### Dataset

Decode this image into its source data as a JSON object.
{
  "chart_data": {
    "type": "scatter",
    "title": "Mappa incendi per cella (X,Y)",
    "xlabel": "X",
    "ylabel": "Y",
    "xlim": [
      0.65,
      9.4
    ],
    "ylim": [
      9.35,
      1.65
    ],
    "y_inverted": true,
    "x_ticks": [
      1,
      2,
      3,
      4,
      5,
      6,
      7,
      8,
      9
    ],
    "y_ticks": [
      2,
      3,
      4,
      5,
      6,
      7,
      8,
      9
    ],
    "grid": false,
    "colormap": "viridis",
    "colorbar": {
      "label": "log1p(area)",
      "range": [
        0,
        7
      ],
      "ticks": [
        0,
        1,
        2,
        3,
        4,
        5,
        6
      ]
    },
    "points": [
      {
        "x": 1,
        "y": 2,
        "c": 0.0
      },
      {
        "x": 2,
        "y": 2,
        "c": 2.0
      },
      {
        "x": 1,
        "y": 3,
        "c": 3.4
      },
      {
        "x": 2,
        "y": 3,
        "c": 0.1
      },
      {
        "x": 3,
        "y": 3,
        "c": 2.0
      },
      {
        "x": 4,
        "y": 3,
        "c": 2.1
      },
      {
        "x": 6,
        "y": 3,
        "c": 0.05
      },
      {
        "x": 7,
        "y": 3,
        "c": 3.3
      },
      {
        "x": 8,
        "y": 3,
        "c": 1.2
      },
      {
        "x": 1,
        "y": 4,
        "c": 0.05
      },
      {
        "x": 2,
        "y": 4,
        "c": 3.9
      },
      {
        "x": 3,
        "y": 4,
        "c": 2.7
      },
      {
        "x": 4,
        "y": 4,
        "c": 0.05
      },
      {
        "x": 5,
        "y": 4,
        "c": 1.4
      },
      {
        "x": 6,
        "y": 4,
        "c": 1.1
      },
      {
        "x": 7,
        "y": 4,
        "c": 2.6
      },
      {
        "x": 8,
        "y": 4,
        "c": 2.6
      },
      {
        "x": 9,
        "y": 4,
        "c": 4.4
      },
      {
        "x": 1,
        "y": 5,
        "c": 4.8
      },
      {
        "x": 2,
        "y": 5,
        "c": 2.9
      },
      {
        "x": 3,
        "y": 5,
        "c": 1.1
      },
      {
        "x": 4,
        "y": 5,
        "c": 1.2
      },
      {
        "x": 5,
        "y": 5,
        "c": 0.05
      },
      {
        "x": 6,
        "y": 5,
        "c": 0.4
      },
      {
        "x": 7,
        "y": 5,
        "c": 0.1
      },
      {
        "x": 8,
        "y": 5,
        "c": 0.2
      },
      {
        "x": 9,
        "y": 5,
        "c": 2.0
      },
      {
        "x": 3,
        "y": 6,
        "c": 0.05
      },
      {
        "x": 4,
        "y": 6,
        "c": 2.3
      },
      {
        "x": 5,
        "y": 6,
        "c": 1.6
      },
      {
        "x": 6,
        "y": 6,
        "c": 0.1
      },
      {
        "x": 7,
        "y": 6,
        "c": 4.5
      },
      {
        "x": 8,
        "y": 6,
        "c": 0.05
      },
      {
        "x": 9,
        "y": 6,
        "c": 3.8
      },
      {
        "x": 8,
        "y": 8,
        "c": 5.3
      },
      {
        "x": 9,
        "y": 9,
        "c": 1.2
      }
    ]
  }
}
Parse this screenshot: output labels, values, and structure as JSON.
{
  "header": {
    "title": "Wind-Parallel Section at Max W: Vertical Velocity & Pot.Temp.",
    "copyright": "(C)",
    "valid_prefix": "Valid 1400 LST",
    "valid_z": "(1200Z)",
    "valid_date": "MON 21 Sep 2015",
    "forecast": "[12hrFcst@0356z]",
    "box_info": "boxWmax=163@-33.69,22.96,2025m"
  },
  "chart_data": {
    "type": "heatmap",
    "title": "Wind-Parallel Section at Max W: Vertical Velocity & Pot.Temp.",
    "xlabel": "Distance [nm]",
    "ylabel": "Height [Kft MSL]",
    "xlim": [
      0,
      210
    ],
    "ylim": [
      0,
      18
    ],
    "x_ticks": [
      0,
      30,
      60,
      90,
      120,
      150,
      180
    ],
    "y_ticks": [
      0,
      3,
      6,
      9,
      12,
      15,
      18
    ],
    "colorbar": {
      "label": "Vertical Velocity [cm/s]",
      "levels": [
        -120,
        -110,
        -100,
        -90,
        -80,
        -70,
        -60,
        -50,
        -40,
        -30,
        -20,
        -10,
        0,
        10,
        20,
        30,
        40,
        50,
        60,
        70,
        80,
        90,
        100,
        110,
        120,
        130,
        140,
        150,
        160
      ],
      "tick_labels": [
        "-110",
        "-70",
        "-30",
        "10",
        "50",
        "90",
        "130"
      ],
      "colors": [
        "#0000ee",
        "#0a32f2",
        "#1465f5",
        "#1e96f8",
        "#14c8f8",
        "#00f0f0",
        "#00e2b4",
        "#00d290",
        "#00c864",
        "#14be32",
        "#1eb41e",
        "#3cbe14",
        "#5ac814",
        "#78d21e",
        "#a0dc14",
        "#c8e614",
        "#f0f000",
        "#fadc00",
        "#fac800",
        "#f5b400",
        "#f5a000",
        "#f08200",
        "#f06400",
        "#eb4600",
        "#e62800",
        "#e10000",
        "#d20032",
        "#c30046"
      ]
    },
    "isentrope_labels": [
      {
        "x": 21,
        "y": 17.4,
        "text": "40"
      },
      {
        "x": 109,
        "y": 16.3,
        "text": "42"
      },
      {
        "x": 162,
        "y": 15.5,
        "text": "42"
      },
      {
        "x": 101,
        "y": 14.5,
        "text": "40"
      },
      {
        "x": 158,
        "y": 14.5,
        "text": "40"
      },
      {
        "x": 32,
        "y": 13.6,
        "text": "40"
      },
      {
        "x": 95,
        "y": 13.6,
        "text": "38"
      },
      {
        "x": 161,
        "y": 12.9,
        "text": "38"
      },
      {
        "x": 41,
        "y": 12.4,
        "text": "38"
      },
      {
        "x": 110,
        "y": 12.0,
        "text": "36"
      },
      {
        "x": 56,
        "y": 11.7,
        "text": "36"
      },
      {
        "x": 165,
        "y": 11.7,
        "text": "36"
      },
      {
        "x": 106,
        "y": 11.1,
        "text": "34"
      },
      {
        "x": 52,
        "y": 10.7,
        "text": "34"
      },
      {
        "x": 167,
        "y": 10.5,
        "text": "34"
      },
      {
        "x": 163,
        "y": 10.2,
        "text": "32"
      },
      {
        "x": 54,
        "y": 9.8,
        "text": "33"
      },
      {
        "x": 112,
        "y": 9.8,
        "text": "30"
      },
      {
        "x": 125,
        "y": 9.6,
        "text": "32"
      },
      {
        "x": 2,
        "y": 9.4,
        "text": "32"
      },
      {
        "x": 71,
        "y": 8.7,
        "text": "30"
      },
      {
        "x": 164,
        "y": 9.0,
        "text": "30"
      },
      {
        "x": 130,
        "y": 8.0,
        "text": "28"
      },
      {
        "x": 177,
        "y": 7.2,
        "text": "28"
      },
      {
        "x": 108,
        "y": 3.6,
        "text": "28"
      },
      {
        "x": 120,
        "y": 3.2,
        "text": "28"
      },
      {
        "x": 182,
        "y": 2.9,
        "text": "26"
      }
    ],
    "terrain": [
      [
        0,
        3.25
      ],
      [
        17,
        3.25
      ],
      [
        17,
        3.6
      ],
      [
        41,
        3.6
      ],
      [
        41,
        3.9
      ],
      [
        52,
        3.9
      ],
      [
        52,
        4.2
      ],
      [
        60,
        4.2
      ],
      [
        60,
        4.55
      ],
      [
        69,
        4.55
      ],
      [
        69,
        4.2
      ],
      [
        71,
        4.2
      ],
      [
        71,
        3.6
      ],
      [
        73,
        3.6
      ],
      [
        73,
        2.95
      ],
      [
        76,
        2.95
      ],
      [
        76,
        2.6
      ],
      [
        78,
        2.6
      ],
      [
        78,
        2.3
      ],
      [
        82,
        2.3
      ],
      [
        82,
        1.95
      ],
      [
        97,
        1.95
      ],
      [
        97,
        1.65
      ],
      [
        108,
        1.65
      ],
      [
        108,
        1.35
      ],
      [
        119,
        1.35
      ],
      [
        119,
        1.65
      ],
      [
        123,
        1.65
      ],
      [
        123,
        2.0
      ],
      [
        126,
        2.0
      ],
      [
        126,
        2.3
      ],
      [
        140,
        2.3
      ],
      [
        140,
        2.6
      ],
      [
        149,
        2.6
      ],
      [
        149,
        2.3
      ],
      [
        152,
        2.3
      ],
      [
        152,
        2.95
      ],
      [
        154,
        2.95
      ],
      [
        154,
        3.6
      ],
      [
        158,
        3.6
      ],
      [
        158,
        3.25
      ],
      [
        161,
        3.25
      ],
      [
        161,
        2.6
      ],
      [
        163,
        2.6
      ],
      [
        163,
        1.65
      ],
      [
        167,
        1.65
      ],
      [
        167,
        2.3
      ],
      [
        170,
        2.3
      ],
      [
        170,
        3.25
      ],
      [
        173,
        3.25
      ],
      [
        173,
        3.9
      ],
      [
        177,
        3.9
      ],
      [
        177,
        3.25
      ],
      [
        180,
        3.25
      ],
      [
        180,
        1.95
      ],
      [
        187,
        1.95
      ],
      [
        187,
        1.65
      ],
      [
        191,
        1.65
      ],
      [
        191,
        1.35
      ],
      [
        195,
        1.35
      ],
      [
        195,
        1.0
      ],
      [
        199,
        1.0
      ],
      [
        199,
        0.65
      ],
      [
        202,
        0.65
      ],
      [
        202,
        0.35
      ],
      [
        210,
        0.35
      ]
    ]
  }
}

### What is needed
Among the lines of the material, find those that hold the word "this" and copy them.

### Full solution
Decode this image into its source data as a JSON object.
Parse this screenshot: output labels, values, and structure as JSON.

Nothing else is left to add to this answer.